Problem:
Write out every line of the material as it stands, apart from the pictures.

(Stored data)

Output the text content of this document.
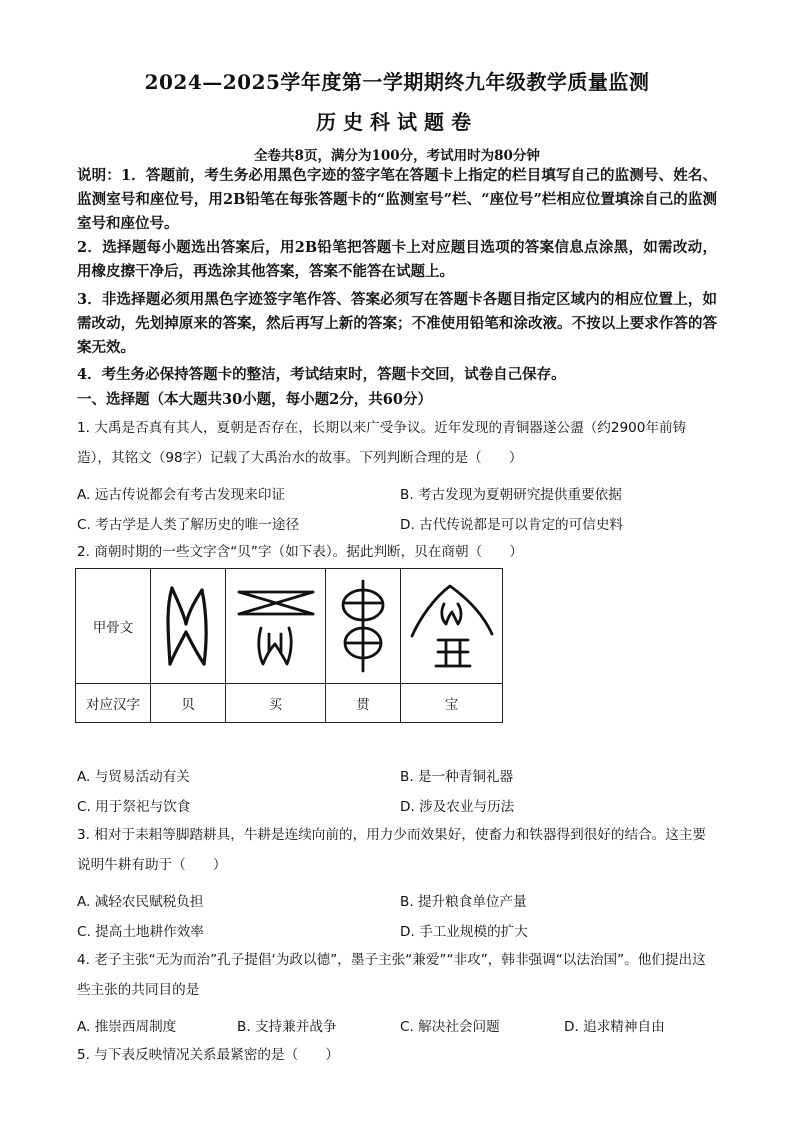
2024—2025学年度第一学期期终九年级教学质量监测
历史科试题卷
全卷共8页，满分为100分，考试用时为80分钟

说明：1．答题前，考生务必用黑色字迹的签字笔在答题卡上指定的栏目填写自己的监测号、姓名、监测室号和座位号，用2B铅笔在每张答题卡的“监测室号”栏、“座位号”栏相应位置填涂自己的监测室号和座位号。

2．选择题每小题选出答案后，用2B铅笔把答题卡上对应题目选项的答案信息点涂黑，如需改动，用橡皮擦干净后，再选涂其他答案，答案不能答在试题上。

3．非选择题必须用黑色字迹签字笔作答、答案必须写在答题卡各题目指定区域内的相应位置上，如需改动，先划掉原来的答案，然后再写上新的答案；不准使用铅笔和涂改液。不按以上要求作答的答案无效。

4．考生务必保持答题卡的整洁，考试结束时，答题卡交回，试卷自己保存。

一、选择题（本大题共30小题，每小题2分，共60分）

1. 大禹是否真有其人，夏朝是否存在，长期以来广受争议。近年发现的青铜器遂公盨（约2900年前铸造），其铭文（98字）记载了大禹治水的故事。下列判断合理的是（　　）

A. 远古传说都会有考古发现来印证	B. 考古发现为夏朝研究提供重要依据
C. 考古学是人类了解历史的唯一途径	D. 古代传说都是可以肯定的可信史料

2. 商朝时期的一些文字含“贝”字（如下表）。据此判断，贝在商朝（　　）

甲骨文	

对应汉字	贝	买	贯	宝
A. 与贸易活动有关	B. 是一种青铜礼器
C. 用于祭祀与饮食	D. 涉及农业与历法

3. 相对于耒耜等脚踏耕具，牛耕是连续向前的，用力少而效果好，使畜力和铁器得到很好的结合。这主要说明牛耕有助于（　　）

A. 减轻农民赋税负担	B. 提升粮食单位产量
C. 提高土地耕作效率	D. 手工业规模的扩大

4. 老子主张“无为而治”孔子提倡‘为政以德”，墨子主张“兼爱”“非攻”，韩非强调“以法治国”。他们提出这些主张的共同目的是

A. 推崇西周制度	B. 支持兼并战争	C. 解决社会问题	D. 追求精神自由

5. 与下表反映情况关系最紧密的是（　　）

Task output:
Output the text content of this document.
2024—2025学年度第一学期期终九年级教学质量监测
历史科试题卷
全卷共8页，满分为100分，考试用时为80分钟

说明：1．答题前，考生务必用黑色字迹的签字笔在答题卡上指定的栏目填写自己的监测号、姓名、监测室号和座位号，用2B铅笔在每张答题卡的“监测室号”栏、“座位号”栏相应位置填涂自己的监测室号和座位号。

2．选择题每小题选出答案后，用2B铅笔把答题卡上对应题目选项的答案信息点涂黑，如需改动，用橡皮擦干净后，再选涂其他答案，答案不能答在试题上。

3．非选择题必须用黑色字迹签字笔作答、答案必须写在答题卡各题目指定区域内的相应位置上，如需改动，先划掉原来的答案，然后再写上新的答案；不准使用铅笔和涂改液。不按以上要求作答的答案无效。

4．考生务必保持答题卡的整洁，考试结束时，答题卡交回，试卷自己保存。

一、选择题（本大题共30小题，每小题2分，共60分）

1. 大禹是否真有其人，夏朝是否存在，长期以来广受争议。近年发现的青铜器遂公盨（约2900年前铸造），其铭文（98字）记载了大禹治水的故事。下列判断合理的是（　　）

A. 远古传说都会有考古发现来印证	B. 考古发现为夏朝研究提供重要依据
C. 考古学是人类了解历史的唯一途径	D. 古代传说都是可以肯定的可信史料

2. 商朝时期的一些文字含“贝”字（如下表）。据此判断，贝在商朝（　　）

甲骨文	

对应汉字	贝	买	贯	宝
A. 与贸易活动有关	B. 是一种青铜礼器
C. 用于祭祀与饮食	D. 涉及农业与历法

3. 相对于耒耜等脚踏耕具，牛耕是连续向前的，用力少而效果好，使畜力和铁器得到很好的结合。这主要说明牛耕有助于（　　）

A. 减轻农民赋税负担	B. 提升粮食单位产量
C. 提高土地耕作效率	D. 手工业规模的扩大

4. 老子主张“无为而治”孔子提倡‘为政以德”，墨子主张“兼爱”“非攻”，韩非强调“以法治国”。他们提出这些主张的共同目的是

A. 推崇西周制度	B. 支持兼并战争	C. 解决社会问题	D. 追求精神自由

5. 与下表反映情况关系最紧密的是（　　）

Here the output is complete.